[Begin RECORD SET]

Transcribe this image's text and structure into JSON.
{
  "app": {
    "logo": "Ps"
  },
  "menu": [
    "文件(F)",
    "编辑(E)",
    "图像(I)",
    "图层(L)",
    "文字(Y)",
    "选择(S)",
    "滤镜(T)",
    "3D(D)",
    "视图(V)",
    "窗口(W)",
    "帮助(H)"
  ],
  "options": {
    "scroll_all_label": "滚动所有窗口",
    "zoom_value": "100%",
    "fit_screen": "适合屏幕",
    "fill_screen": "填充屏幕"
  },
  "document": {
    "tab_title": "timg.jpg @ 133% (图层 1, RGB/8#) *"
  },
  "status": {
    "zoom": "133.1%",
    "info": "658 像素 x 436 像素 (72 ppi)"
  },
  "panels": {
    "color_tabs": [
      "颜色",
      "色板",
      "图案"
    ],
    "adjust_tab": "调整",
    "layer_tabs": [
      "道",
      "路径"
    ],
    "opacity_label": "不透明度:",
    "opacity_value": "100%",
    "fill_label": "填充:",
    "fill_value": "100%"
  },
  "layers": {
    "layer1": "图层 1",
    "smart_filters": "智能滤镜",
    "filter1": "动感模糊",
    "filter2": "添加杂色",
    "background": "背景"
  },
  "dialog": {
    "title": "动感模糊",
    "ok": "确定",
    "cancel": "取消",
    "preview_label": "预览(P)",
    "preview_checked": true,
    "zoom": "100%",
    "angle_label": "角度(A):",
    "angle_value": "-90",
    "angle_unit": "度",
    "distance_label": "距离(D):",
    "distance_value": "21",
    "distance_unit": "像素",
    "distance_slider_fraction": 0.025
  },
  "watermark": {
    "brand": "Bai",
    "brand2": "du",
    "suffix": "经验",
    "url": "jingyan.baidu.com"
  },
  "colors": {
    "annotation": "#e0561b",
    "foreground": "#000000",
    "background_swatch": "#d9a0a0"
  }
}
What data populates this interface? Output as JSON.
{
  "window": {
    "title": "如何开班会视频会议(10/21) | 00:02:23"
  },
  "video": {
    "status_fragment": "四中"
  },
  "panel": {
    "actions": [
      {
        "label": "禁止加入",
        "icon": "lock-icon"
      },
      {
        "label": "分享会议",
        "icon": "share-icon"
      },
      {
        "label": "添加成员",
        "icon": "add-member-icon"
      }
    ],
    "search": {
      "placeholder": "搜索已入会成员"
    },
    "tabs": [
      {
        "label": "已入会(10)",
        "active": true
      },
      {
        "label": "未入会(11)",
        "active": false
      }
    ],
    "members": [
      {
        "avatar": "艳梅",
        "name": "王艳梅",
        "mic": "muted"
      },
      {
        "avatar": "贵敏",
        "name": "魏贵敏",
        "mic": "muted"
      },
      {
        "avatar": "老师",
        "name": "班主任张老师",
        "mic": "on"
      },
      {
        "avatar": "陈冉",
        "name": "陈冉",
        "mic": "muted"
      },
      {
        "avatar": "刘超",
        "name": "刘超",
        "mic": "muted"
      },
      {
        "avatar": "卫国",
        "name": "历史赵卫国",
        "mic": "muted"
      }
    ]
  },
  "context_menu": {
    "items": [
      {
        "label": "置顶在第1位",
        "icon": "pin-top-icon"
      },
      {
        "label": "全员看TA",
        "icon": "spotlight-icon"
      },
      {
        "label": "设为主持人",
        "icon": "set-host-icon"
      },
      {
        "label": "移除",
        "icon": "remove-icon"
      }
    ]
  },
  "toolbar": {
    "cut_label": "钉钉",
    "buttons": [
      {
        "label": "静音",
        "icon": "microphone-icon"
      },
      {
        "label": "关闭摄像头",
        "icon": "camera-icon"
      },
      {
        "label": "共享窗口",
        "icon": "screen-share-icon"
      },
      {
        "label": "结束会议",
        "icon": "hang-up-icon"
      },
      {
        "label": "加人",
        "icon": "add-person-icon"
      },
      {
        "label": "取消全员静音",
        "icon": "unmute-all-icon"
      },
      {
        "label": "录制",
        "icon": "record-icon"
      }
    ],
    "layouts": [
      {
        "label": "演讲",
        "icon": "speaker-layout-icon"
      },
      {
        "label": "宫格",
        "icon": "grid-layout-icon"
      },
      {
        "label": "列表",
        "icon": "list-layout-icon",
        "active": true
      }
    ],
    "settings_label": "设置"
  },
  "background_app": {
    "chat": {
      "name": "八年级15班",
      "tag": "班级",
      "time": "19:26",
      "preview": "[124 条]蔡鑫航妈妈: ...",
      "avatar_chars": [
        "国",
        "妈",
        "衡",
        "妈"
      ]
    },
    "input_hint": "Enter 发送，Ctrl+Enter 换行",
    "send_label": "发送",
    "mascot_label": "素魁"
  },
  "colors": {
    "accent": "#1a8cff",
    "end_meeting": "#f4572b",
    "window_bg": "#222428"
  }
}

[End RECORD SET]

» **WHAT THE TASK ASKS**
Return all of the data word for word.

» **RESPONSE TO THIS EXERCISE**
Transcribe this image's text and structure into JSON.
{
  "app": {
    "logo": "Ps"
  },
  "menu": [
    "文件(F)",
    "编辑(E)",
    "图像(I)",
    "图层(L)",
    "文字(Y)",
    "选择(S)",
    "滤镜(T)",
    "3D(D)",
    "视图(V)",
    "窗口(W)",
    "帮助(H)"
  ],
  "options": {
    "scroll_all_label": "滚动所有窗口",
    "zoom_value": "100%",
    "fit_screen": "适合屏幕",
    "fill_screen": "填充屏幕"
  },
  "document": {
    "tab_title": "timg.jpg @ 133% (图层 1, RGB/8#) *"
  },
  "status": {
    "zoom": "133.1%",
    "info": "658 像素 x 436 像素 (72 ppi)"
  },
  "panels": {
    "color_tabs": [
      "颜色",
      "色板",
      "图案"
    ],
    "adjust_tab": "调整",
    "layer_tabs": [
      "道",
      "路径"
    ],
    "opacity_label": "不透明度:",
    "opacity_value": "100%",
    "fill_label": "填充:",
    "fill_value": "100%"
  },
  "layers": {
    "layer1": "图层 1",
    "smart_filters": "智能滤镜",
    "filter1": "动感模糊",
    "filter2": "添加杂色",
    "background": "背景"
  },
  "dialog": {
    "title": "动感模糊",
    "ok": "确定",
    "cancel": "取消",
    "preview_label": "预览(P)",
    "preview_checked": true,
    "zoom": "100%",
    "angle_label": "角度(A):",
    "angle_value": "-90",
    "angle_unit": "度",
    "distance_label": "距离(D):",
    "distance_value": "21",
    "distance_unit": "像素",
    "distance_slider_fraction": 0.025
  },
  "watermark": {
    "brand": "Bai",
    "brand2": "du",
    "suffix": "经验",
    "url": "jingyan.baidu.com"
  },
  "colors": {
    "annotation": "#e0561b",
    "foreground": "#000000",
    "background_swatch": "#d9a0a0"
  }
}
What data populates this interface? Output as JSON.
{
  "window": {
    "title": "如何开班会视频会议(10/21) | 00:02:23"
  },
  "video": {
    "status_fragment": "四中"
  },
  "panel": {
    "actions": [
      {
        "label": "禁止加入",
        "icon": "lock-icon"
      },
      {
        "label": "分享会议",
        "icon": "share-icon"
      },
      {
        "label": "添加成员",
        "icon": "add-member-icon"
      }
    ],
    "search": {
      "placeholder": "搜索已入会成员"
    },
    "tabs": [
      {
        "label": "已入会(10)",
        "active": true
      },
      {
        "label": "未入会(11)",
        "active": false
      }
    ],
    "members": [
      {
        "avatar": "艳梅",
        "name": "王艳梅",
        "mic": "muted"
      },
      {
        "avatar": "贵敏",
        "name": "魏贵敏",
        "mic": "muted"
      },
      {
        "avatar": "老师",
        "name": "班主任张老师",
        "mic": "on"
      },
      {
        "avatar": "陈冉",
        "name": "陈冉",
        "mic": "muted"
      },
      {
        "avatar": "刘超",
        "name": "刘超",
        "mic": "muted"
      },
      {
        "avatar": "卫国",
        "name": "历史赵卫国",
        "mic": "muted"
      }
    ]
  },
  "context_menu": {
    "items": [
      {
        "label": "置顶在第1位",
        "icon": "pin-top-icon"
      },
      {
        "label": "全员看TA",
        "icon": "spotlight-icon"
      },
      {
        "label": "设为主持人",
        "icon": "set-host-icon"
      },
      {
        "label": "移除",
        "icon": "remove-icon"
      }
    ]
  },
  "toolbar": {
    "cut_label": "钉钉",
    "buttons": [
      {
        "label": "静音",
        "icon": "microphone-icon"
      },
      {
        "label": "关闭摄像头",
        "icon": "camera-icon"
      },
      {
        "label": "共享窗口",
        "icon": "screen-share-icon"
      },
      {
        "label": "结束会议",
        "icon": "hang-up-icon"
      },
      {
        "label": "加人",
        "icon": "add-person-icon"
      },
      {
        "label": "取消全员静音",
        "icon": "unmute-all-icon"
      },
      {
        "label": "录制",
        "icon": "record-icon"
      }
    ],
    "layouts": [
      {
        "label": "演讲",
        "icon": "speaker-layout-icon"
      },
      {
        "label": "宫格",
        "icon": "grid-layout-icon"
      },
      {
        "label": "列表",
        "icon": "list-layout-icon",
        "active": true
      }
    ],
    "settings_label": "设置"
  },
  "background_app": {
    "chat": {
      "name": "八年级15班",
      "tag": "班级",
      "time": "19:26",
      "preview": "[124 条]蔡鑫航妈妈: ...",
      "avatar_chars": [
        "国",
        "妈",
        "衡",
        "妈"
      ]
    },
    "input_hint": "Enter 发送，Ctrl+Enter 换行",
    "send_label": "发送",
    "mascot_label": "素魁"
  },
  "colors": {
    "accent": "#1a8cff",
    "end_meeting": "#f4572b",
    "window_bg": "#222428"
  }
}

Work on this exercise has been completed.